### Given task:
Track down every line below that holds "this" and copy it.

**** Available records

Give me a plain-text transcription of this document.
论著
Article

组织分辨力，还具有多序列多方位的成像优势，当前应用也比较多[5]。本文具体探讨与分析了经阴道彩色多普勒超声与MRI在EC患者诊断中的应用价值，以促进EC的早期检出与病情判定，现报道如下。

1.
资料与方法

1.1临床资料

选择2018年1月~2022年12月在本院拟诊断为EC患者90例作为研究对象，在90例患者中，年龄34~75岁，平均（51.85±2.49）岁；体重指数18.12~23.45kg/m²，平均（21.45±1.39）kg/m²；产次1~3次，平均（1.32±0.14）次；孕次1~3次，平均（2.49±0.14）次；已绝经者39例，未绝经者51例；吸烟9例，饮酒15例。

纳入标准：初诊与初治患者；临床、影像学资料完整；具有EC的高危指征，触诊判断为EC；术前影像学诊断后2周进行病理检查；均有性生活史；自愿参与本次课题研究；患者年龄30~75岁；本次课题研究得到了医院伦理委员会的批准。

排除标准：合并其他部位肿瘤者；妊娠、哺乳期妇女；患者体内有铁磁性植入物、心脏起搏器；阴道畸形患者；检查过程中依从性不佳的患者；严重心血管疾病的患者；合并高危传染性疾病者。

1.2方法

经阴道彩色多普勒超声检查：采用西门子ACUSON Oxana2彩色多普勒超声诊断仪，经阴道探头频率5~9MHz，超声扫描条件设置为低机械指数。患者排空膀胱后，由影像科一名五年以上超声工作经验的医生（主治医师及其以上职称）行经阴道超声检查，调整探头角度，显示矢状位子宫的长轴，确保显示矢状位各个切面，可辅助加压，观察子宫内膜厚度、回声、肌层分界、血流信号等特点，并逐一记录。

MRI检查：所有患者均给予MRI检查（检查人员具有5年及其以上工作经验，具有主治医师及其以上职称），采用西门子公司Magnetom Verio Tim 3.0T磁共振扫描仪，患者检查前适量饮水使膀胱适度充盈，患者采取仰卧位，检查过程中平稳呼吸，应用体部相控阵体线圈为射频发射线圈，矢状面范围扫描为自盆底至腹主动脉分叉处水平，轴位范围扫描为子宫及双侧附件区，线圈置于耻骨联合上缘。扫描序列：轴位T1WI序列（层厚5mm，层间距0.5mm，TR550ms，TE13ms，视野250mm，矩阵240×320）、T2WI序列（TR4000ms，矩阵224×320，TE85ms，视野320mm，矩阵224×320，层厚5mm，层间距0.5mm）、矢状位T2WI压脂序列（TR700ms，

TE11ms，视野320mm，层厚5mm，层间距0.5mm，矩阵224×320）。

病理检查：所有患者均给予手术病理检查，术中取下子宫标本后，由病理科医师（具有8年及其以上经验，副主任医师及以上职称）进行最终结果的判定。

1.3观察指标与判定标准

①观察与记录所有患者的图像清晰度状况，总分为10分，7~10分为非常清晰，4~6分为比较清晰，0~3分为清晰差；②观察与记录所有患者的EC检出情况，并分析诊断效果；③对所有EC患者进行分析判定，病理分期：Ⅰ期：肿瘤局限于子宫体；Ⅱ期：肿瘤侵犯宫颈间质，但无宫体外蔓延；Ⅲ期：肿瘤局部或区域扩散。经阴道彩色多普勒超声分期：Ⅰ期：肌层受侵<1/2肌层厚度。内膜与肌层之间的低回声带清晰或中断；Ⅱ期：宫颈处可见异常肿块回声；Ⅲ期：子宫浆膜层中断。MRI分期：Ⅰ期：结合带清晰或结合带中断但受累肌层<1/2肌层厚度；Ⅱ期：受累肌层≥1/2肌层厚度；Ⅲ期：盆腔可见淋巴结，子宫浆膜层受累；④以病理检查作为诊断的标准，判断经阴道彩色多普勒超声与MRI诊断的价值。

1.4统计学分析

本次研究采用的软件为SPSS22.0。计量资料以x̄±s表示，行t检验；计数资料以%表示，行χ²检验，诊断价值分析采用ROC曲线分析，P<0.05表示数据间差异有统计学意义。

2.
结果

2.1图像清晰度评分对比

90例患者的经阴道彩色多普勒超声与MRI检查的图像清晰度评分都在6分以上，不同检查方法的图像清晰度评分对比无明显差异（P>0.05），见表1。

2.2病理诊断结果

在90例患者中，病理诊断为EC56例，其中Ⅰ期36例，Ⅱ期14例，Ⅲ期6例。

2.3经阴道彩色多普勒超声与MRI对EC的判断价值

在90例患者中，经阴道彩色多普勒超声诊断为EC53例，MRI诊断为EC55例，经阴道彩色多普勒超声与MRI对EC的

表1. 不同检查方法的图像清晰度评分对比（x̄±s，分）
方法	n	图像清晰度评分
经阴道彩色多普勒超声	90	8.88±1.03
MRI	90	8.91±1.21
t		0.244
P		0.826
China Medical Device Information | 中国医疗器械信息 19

********
**** Available records

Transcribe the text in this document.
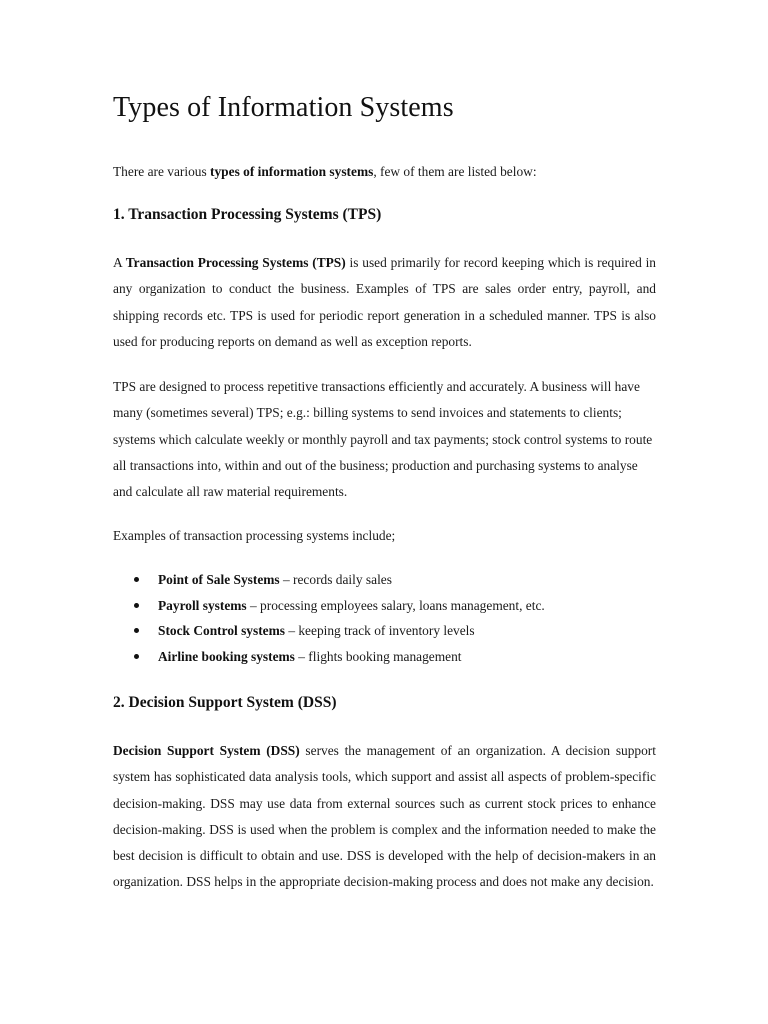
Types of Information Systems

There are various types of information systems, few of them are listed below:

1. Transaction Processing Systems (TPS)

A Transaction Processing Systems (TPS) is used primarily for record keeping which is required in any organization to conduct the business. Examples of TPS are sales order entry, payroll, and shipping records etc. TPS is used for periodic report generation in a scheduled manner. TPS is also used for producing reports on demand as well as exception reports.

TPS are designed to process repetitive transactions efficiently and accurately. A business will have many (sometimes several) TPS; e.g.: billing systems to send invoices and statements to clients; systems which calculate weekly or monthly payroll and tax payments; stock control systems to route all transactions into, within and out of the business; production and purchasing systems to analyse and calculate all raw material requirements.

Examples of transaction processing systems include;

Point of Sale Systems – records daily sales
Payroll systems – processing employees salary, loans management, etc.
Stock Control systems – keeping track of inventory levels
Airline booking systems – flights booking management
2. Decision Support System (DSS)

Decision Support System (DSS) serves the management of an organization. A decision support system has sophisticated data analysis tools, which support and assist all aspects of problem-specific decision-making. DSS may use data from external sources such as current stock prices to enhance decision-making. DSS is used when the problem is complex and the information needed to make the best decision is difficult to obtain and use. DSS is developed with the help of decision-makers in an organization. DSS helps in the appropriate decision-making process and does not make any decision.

********
**** Available records

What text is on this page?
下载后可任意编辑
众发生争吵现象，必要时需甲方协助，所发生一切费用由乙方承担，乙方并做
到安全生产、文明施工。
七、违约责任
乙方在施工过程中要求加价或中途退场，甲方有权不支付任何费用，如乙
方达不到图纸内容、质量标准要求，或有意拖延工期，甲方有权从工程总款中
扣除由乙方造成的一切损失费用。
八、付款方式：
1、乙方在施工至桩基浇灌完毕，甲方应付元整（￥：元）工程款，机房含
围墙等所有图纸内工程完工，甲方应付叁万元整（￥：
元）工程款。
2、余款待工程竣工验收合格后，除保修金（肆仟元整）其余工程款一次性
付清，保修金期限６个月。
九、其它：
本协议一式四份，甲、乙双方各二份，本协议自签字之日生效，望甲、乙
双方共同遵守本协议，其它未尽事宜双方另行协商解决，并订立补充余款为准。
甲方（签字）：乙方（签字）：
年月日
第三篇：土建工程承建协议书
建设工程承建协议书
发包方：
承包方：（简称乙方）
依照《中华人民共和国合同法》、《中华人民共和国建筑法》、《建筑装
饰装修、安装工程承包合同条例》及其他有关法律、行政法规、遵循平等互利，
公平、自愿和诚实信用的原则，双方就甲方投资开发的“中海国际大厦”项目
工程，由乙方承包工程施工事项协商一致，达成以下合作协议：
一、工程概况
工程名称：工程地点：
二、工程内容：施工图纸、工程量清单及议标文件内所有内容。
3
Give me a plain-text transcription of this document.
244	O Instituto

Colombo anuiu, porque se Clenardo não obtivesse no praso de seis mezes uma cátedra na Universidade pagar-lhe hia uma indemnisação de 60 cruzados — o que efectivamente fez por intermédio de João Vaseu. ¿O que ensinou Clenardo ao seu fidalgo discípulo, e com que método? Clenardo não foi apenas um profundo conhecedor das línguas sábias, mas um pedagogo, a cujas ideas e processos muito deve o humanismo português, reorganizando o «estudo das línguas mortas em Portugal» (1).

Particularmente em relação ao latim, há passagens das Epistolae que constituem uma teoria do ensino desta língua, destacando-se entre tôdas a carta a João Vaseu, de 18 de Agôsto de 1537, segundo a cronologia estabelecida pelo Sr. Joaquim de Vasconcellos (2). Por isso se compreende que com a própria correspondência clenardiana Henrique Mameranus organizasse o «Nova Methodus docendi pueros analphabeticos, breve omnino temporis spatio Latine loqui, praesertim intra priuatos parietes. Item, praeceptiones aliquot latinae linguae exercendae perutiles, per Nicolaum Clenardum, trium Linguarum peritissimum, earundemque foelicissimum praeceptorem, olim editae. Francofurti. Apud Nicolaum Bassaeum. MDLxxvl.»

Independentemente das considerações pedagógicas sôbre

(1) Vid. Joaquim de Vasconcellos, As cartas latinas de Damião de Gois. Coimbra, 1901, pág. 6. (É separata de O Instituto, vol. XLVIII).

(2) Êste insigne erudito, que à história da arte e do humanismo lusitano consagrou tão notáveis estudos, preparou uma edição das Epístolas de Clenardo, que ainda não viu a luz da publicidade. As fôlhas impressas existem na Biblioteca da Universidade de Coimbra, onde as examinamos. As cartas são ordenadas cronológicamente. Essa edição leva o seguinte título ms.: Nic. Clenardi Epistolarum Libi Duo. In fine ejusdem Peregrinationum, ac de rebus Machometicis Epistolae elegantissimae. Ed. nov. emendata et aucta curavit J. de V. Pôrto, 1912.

********

### Exercise output:
Give me a plain-text transcription of this document.
Transcribe the text in this document.
What text is on this page?
Give me a plain-text transcription of this document.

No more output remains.